- DIRECTIONS FOR THIS TASK -
In the data below, locate each line with the word "title" and list it.

- RECORDS FOR PROCESSING -
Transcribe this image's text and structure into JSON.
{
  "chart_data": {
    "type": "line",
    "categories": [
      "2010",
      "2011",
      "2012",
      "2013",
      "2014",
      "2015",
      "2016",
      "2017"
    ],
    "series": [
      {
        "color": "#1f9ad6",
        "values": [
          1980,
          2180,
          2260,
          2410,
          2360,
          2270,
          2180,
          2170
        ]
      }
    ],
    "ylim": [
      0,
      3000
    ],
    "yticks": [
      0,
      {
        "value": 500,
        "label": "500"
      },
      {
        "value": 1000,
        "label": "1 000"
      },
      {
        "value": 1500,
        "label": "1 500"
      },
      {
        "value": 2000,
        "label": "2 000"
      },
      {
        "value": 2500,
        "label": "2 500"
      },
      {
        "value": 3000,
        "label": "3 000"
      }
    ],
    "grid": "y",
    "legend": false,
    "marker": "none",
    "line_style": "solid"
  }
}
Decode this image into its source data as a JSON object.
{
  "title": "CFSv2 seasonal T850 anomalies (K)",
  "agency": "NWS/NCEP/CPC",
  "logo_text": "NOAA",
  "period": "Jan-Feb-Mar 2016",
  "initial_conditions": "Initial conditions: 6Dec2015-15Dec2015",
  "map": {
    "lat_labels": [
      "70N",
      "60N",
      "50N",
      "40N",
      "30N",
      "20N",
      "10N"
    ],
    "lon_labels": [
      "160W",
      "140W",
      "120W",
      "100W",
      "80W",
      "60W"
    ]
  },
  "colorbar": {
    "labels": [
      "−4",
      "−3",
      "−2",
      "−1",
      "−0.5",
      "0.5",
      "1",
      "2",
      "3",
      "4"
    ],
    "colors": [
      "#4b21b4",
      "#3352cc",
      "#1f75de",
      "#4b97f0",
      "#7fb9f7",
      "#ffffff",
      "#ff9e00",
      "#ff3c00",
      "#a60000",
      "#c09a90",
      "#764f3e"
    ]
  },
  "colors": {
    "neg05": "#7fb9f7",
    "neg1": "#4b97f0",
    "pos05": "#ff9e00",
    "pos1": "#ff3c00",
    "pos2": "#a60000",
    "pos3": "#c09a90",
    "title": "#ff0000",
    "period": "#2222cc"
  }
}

- ANSWER TO THIS PROBLEM -
  "title": "CFSv2 seasonal T850 anomalies (K)",
    "title": "#ff0000",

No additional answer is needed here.